*Stated problem*
Go through the data below and gather each line containing "this".

Figure record listings:
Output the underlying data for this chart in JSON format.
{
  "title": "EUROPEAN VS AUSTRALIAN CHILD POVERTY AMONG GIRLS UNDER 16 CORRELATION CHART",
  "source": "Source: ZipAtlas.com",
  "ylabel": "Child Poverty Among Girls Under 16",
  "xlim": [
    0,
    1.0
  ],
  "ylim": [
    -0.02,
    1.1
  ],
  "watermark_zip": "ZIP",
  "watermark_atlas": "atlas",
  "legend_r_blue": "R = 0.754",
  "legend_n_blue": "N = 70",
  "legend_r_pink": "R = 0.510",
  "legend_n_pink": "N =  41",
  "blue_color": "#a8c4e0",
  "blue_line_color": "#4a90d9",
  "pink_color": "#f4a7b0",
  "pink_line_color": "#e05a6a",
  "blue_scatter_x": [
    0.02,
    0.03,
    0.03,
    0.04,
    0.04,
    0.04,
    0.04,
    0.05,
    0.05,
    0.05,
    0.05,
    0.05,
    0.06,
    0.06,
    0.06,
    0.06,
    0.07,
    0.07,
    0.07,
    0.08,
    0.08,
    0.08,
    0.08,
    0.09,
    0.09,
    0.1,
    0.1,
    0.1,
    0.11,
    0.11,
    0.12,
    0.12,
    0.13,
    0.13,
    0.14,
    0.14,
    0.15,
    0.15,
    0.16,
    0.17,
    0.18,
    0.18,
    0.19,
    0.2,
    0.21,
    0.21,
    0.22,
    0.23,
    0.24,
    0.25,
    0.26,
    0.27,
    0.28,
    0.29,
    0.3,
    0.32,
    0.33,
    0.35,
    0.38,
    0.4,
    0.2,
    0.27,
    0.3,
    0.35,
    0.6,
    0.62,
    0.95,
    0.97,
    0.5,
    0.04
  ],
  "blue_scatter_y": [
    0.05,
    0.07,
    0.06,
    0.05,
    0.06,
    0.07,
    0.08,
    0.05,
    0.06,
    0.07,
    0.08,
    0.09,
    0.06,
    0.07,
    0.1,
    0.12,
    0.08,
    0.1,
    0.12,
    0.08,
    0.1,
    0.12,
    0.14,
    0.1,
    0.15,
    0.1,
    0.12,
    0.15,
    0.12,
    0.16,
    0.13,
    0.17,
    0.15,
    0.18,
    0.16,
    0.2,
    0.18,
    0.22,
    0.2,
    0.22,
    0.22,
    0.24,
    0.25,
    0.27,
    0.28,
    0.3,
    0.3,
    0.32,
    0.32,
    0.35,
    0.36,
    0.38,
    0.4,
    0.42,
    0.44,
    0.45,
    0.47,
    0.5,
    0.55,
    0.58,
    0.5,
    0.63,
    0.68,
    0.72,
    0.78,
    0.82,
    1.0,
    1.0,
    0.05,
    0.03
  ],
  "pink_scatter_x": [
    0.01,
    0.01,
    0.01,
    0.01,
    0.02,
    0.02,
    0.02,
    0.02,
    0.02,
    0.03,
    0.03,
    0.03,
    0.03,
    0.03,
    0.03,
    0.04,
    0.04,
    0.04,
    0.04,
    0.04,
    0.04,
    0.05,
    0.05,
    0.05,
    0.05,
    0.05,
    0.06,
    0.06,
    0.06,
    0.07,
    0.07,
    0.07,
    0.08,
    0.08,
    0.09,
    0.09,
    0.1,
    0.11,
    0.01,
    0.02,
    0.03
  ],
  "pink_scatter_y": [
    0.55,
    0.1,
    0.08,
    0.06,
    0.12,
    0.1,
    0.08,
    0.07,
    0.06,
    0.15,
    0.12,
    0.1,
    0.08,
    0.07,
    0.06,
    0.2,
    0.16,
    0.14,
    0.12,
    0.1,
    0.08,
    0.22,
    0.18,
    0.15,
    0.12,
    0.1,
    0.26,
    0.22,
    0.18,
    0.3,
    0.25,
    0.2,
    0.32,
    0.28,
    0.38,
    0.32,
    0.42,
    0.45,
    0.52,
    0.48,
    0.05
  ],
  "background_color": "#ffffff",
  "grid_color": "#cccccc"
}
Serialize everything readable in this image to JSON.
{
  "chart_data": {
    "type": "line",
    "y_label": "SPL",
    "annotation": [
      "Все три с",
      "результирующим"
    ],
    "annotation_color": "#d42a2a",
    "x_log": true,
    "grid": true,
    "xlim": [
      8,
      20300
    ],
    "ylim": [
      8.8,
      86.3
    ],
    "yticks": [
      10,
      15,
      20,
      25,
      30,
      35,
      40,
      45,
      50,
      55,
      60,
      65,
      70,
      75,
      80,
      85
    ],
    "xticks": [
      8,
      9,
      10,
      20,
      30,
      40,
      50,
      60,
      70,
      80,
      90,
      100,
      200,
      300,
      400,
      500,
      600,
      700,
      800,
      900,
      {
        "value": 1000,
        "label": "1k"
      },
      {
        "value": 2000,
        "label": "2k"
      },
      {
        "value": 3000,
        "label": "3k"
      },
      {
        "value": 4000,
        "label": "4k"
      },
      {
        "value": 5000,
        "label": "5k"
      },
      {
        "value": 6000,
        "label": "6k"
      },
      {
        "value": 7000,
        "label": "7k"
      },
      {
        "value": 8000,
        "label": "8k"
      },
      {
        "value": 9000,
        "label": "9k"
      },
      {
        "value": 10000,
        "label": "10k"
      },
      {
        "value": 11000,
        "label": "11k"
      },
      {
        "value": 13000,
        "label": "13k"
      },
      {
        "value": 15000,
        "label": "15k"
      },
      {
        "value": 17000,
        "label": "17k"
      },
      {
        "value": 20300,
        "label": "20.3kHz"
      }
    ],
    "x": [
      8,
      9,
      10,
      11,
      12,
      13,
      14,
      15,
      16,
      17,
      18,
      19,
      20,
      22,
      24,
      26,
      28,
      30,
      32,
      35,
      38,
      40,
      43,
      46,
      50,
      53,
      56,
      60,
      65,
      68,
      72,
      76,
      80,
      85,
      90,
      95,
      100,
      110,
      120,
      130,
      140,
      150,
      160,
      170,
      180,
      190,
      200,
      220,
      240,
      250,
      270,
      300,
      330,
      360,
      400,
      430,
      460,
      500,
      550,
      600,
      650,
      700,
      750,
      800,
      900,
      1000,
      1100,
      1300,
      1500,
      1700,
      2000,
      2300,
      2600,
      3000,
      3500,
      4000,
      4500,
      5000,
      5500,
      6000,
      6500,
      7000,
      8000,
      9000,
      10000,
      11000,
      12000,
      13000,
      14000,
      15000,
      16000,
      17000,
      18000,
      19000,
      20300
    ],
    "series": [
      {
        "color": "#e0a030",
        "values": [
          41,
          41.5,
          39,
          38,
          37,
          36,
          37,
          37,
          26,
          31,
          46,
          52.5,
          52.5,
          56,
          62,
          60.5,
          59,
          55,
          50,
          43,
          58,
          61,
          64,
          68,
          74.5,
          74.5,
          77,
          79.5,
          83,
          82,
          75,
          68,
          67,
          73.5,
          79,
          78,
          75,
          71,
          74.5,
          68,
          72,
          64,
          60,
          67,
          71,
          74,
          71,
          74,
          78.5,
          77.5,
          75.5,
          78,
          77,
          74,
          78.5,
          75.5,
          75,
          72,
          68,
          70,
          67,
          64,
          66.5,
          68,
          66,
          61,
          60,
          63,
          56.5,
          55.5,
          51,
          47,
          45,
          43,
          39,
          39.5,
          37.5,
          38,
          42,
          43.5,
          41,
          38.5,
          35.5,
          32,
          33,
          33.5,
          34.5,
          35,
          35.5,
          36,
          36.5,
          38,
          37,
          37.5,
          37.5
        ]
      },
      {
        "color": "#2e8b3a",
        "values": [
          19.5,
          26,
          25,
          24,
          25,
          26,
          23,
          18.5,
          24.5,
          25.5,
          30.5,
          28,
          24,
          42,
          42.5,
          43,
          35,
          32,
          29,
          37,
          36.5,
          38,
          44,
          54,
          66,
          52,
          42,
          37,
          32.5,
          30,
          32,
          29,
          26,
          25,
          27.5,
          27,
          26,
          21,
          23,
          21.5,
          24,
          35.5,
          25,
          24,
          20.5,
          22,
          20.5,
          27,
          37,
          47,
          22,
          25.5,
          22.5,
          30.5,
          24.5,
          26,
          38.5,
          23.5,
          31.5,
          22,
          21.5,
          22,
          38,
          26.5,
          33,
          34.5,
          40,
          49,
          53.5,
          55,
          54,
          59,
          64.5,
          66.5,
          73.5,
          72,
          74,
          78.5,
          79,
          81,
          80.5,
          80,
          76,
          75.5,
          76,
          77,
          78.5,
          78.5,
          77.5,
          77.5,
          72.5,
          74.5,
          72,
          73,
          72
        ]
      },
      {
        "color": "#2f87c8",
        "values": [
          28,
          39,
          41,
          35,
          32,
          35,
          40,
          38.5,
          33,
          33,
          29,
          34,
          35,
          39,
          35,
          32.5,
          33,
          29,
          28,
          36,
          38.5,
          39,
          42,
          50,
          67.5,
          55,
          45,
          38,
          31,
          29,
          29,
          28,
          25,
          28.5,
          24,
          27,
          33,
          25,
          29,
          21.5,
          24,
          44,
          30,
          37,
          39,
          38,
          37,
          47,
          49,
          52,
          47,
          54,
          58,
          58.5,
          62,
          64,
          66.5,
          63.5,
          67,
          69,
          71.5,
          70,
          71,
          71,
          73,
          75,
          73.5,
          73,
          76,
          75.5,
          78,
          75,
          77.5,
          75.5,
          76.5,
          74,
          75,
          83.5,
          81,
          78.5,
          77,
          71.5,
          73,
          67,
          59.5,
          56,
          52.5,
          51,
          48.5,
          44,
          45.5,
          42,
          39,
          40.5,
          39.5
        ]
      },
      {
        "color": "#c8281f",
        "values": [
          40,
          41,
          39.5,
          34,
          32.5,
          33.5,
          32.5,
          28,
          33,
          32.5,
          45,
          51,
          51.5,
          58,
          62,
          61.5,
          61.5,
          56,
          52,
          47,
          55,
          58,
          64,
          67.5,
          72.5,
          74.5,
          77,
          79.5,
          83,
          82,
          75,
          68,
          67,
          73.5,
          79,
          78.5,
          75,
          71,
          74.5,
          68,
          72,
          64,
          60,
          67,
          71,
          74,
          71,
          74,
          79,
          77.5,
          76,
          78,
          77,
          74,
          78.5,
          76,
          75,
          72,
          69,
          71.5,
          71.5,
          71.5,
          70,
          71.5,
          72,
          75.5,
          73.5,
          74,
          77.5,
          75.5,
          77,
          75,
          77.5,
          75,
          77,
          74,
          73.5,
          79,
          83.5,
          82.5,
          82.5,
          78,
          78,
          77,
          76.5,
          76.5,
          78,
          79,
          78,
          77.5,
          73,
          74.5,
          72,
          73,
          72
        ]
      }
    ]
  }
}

*Written reply*
Output the underlying data for this chart in JSON format.
Serialize everything readable in this image to JSON.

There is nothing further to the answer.